● What to produce: Scan the material below for the string "annotation", and copy every line where it shows up.

[Stored data entries]
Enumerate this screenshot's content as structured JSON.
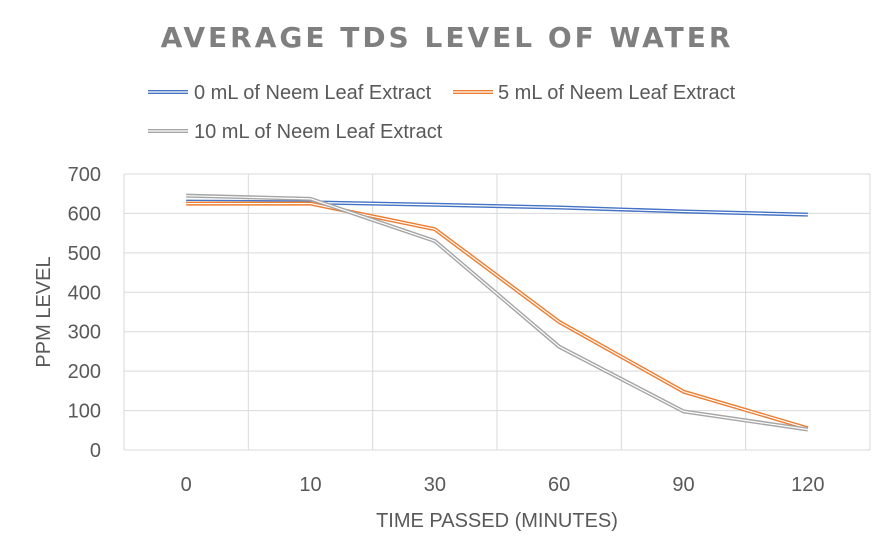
{
  "chart_data": {
    "type": "line",
    "title": "AVERAGE TDS LEVEL OF WATER",
    "xlabel": "TIME PASSED (MINUTES)",
    "ylabel": "PPM LEVEL",
    "categories": [
      "0",
      "10",
      "30",
      "60",
      "90",
      "120"
    ],
    "ylim": [
      0,
      700
    ],
    "yticks": [
      "0",
      "100",
      "200",
      "300",
      "400",
      "500",
      "600",
      "700"
    ],
    "grid": true,
    "legend_position": "top",
    "series": [
      {
        "name": "0 mL of Neem Leaf Extract",
        "color": "#4472c4",
        "values": [
          630,
          628,
          622,
          615,
          605,
          597
        ]
      },
      {
        "name": "5 mL of Neem Leaf Extract",
        "color": "#ed7d31",
        "values": [
          625,
          625,
          560,
          325,
          148,
          55
        ]
      },
      {
        "name": "10 mL of Neem Leaf Extract",
        "color": "#a5a5a5",
        "values": [
          645,
          637,
          530,
          262,
          98,
          52
        ]
      }
    ]
  }
}
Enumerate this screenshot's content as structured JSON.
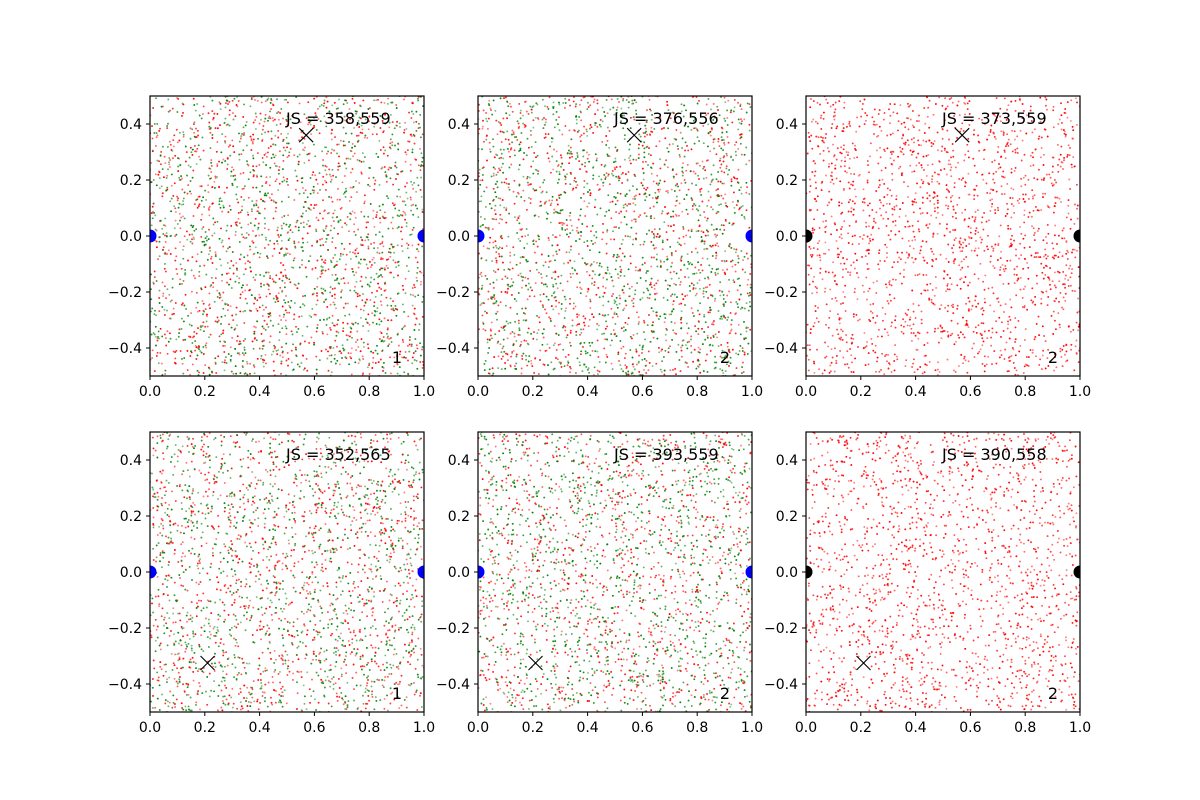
{
  "chart_data": [
    {
      "type": "scatter",
      "xlim": [
        0.0,
        1.0
      ],
      "ylim": [
        -0.5,
        0.5
      ],
      "xticks": [
        "0.0",
        "0.2",
        "0.4",
        "0.6",
        "0.8",
        "1.0"
      ],
      "yticks": [
        "−0.4",
        "−0.2",
        "0.0",
        "0.2",
        "0.4"
      ],
      "annotation": "JS = 358,559",
      "corner_label": "1",
      "marker_x": {
        "x": 0.57,
        "y": 0.36
      },
      "endpoints": {
        "color": "#0000ff",
        "points": [
          {
            "x": 0.0,
            "y": 0.0
          },
          {
            "x": 1.0,
            "y": 0.0
          }
        ]
      },
      "series": [
        {
          "color": "#ff0000",
          "approx_count": 1300
        },
        {
          "color": "#008000",
          "approx_count": 1100
        }
      ]
    },
    {
      "type": "scatter",
      "xlim": [
        0.0,
        1.0
      ],
      "ylim": [
        -0.5,
        0.5
      ],
      "xticks": [
        "0.0",
        "0.2",
        "0.4",
        "0.6",
        "0.8",
        "1.0"
      ],
      "yticks": [
        "−0.4",
        "−0.2",
        "0.0",
        "0.2",
        "0.4"
      ],
      "annotation": "JS = 376,556",
      "corner_label": "2",
      "marker_x": {
        "x": 0.57,
        "y": 0.36
      },
      "endpoints": {
        "color": "#0000ff",
        "points": [
          {
            "x": 0.0,
            "y": 0.0
          },
          {
            "x": 1.0,
            "y": 0.0
          }
        ]
      },
      "series": [
        {
          "color": "#ff0000",
          "approx_count": 1200
        },
        {
          "color": "#008000",
          "approx_count": 1200
        }
      ]
    },
    {
      "type": "scatter",
      "xlim": [
        0.0,
        1.0
      ],
      "ylim": [
        -0.5,
        0.5
      ],
      "xticks": [
        "0.0",
        "0.2",
        "0.4",
        "0.6",
        "0.8",
        "1.0"
      ],
      "yticks": [
        "−0.4",
        "−0.2",
        "0.0",
        "0.2",
        "0.4"
      ],
      "annotation": "JS = 373,559",
      "corner_label": "2",
      "marker_x": {
        "x": 0.57,
        "y": 0.36
      },
      "endpoints": {
        "color": "#000000",
        "points": [
          {
            "x": 0.0,
            "y": 0.0
          },
          {
            "x": 1.0,
            "y": 0.0
          }
        ]
      },
      "series": [
        {
          "color": "#ff0000",
          "approx_count": 1800
        }
      ]
    },
    {
      "type": "scatter",
      "xlim": [
        0.0,
        1.0
      ],
      "ylim": [
        -0.5,
        0.5
      ],
      "xticks": [
        "0.0",
        "0.2",
        "0.4",
        "0.6",
        "0.8",
        "1.0"
      ],
      "yticks": [
        "−0.4",
        "−0.2",
        "0.0",
        "0.2",
        "0.4"
      ],
      "annotation": "JS = 352,565",
      "corner_label": "1",
      "marker_x": {
        "x": 0.21,
        "y": -0.325
      },
      "endpoints": {
        "color": "#0000ff",
        "points": [
          {
            "x": 0.0,
            "y": 0.0
          },
          {
            "x": 1.0,
            "y": 0.0
          }
        ]
      },
      "series": [
        {
          "color": "#ff0000",
          "approx_count": 1300
        },
        {
          "color": "#008000",
          "approx_count": 1100
        }
      ]
    },
    {
      "type": "scatter",
      "xlim": [
        0.0,
        1.0
      ],
      "ylim": [
        -0.5,
        0.5
      ],
      "xticks": [
        "0.0",
        "0.2",
        "0.4",
        "0.6",
        "0.8",
        "1.0"
      ],
      "yticks": [
        "−0.4",
        "−0.2",
        "0.0",
        "0.2",
        "0.4"
      ],
      "annotation": "JS = 393,559",
      "corner_label": "2",
      "marker_x": {
        "x": 0.21,
        "y": -0.325
      },
      "endpoints": {
        "color": "#0000ff",
        "points": [
          {
            "x": 0.0,
            "y": 0.0
          },
          {
            "x": 1.0,
            "y": 0.0
          }
        ]
      },
      "series": [
        {
          "color": "#ff0000",
          "approx_count": 1200
        },
        {
          "color": "#008000",
          "approx_count": 1200
        }
      ]
    },
    {
      "type": "scatter",
      "xlim": [
        0.0,
        1.0
      ],
      "ylim": [
        -0.5,
        0.5
      ],
      "xticks": [
        "0.0",
        "0.2",
        "0.4",
        "0.6",
        "0.8",
        "1.0"
      ],
      "yticks": [
        "−0.4",
        "−0.2",
        "0.0",
        "0.2",
        "0.4"
      ],
      "annotation": "JS = 390,558",
      "corner_label": "2",
      "marker_x": {
        "x": 0.21,
        "y": -0.325
      },
      "endpoints": {
        "color": "#000000",
        "points": [
          {
            "x": 0.0,
            "y": 0.0
          },
          {
            "x": 1.0,
            "y": 0.0
          }
        ]
      },
      "series": [
        {
          "color": "#ff0000",
          "approx_count": 1800
        }
      ]
    }
  ]
}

● Full answer:
      "annotation": "JS = 358,559",
      "annotation": "JS = 376,556",
      "annotation": "JS = 373,559",
      "annotation": "JS = 352,565",
      "annotation": "JS = 393,559",
      "annotation": "JS = 390,558",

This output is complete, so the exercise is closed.